EXERCISE DIRECTIONS: Print every record below exactly as written.

RECORDS PROVIDED:
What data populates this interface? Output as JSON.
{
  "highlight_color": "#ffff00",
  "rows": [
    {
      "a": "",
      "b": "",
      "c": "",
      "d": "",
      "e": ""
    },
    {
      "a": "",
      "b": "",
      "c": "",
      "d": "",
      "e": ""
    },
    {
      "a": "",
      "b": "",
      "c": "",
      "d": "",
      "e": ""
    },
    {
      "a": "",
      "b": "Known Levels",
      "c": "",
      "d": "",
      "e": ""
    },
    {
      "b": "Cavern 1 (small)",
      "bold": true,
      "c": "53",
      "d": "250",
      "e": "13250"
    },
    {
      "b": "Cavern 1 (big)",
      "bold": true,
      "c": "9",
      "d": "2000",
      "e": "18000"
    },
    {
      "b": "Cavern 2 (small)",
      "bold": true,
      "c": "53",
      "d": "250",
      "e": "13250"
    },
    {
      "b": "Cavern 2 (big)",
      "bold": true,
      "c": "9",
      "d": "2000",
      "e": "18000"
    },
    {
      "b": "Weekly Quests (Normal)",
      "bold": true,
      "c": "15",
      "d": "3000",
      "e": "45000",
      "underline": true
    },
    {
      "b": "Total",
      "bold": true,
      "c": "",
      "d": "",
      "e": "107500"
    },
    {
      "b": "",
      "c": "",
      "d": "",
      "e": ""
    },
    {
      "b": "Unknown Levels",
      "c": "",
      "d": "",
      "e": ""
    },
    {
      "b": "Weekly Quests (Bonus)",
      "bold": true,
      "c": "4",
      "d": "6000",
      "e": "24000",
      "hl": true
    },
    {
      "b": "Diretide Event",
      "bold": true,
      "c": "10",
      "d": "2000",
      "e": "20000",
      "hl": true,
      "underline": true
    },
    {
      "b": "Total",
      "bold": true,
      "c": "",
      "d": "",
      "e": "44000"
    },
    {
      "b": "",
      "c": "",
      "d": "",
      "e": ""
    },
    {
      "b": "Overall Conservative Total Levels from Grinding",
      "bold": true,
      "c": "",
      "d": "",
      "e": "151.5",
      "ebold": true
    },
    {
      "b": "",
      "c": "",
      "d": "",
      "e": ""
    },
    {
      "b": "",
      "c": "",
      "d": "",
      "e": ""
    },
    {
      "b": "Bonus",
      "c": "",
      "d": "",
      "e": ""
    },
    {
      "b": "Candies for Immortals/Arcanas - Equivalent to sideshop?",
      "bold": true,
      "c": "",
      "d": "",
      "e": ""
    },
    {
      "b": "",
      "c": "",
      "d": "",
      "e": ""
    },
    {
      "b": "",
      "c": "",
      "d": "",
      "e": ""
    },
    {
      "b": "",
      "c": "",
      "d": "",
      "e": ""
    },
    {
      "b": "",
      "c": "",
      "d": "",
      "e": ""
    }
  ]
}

FINISHED TASK:
What data populates this interface? Output as JSON.
{
  "highlight_color": "#ffff00",
  "rows": [
    {
      "a": "",
      "b": "",
      "c": "",
      "d": "",
      "e": ""
    },
    {
      "a": "",
      "b": "",
      "c": "",
      "d": "",
      "e": ""
    },
    {
      "a": "",
      "b": "",
      "c": "",
      "d": "",
      "e": ""
    },
    {
      "a": "",
      "b": "Known Levels",
      "c": "",
      "d": "",
      "e": ""
    },
    {
      "b": "Cavern 1 (small)",
      "bold": true,
      "c": "53",
      "d": "250",
      "e": "13250"
    },
    {
      "b": "Cavern 1 (big)",
      "bold": true,
      "c": "9",
      "d": "2000",
      "e": "18000"
    },
    {
      "b": "Cavern 2 (small)",
      "bold": true,
      "c": "53",
      "d": "250",
      "e": "13250"
    },
    {
      "b": "Cavern 2 (big)",
      "bold": true,
      "c": "9",
      "d": "2000",
      "e": "18000"
    },
    {
      "b": "Weekly Quests (Normal)",
      "bold": true,
      "c": "15",
      "d": "3000",
      "e": "45000",
      "underline": true
    },
    {
      "b": "Total",
      "bold": true,
      "c": "",
      "d": "",
      "e": "107500"
    },
    {
      "b": "",
      "c": "",
      "d": "",
      "e": ""
    },
    {
      "b": "Unknown Levels",
      "c": "",
      "d": "",
      "e": ""
    },
    {
      "b": "Weekly Quests (Bonus)",
      "bold": true,
      "c": "4",
      "d": "6000",
      "e": "24000",
      "hl": true
    },
    {
      "b": "Diretide Event",
      "bold": true,
      "c": "10",
      "d": "2000",
      "e": "20000",
      "hl": true,
      "underline": true
    },
    {
      "b": "Total",
      "bold": true,
      "c": "",
      "d": "",
      "e": "44000"
    },
    {
      "b": "",
      "c": "",
      "d": "",
      "e": ""
    },
    {
      "b": "Overall Conservative Total Levels from Grinding",
      "bold": true,
      "c": "",
      "d": "",
      "e": "151.5",
      "ebold": true
    },
    {
      "b": "",
      "c": "",
      "d": "",
      "e": ""
    },
    {
      "b": "",
      "c": "",
      "d": "",
      "e": ""
    },
    {
      "b": "Bonus",
      "c": "",
      "d": "",
      "e": ""
    },
    {
      "b": "Candies for Immortals/Arcanas - Equivalent to sideshop?",
      "bold": true,
      "c": "",
      "d": "",
      "e": ""
    },
    {
      "b": "",
      "c": "",
      "d": "",
      "e": ""
    },
    {
      "b": "",
      "c": "",
      "d": "",
      "e": ""
    },
    {
      "b": "",
      "c": "",
      "d": "",
      "e": ""
    },
    {
      "b": "",
      "c": "",
      "d": "",
      "e": ""
    }
  ]
}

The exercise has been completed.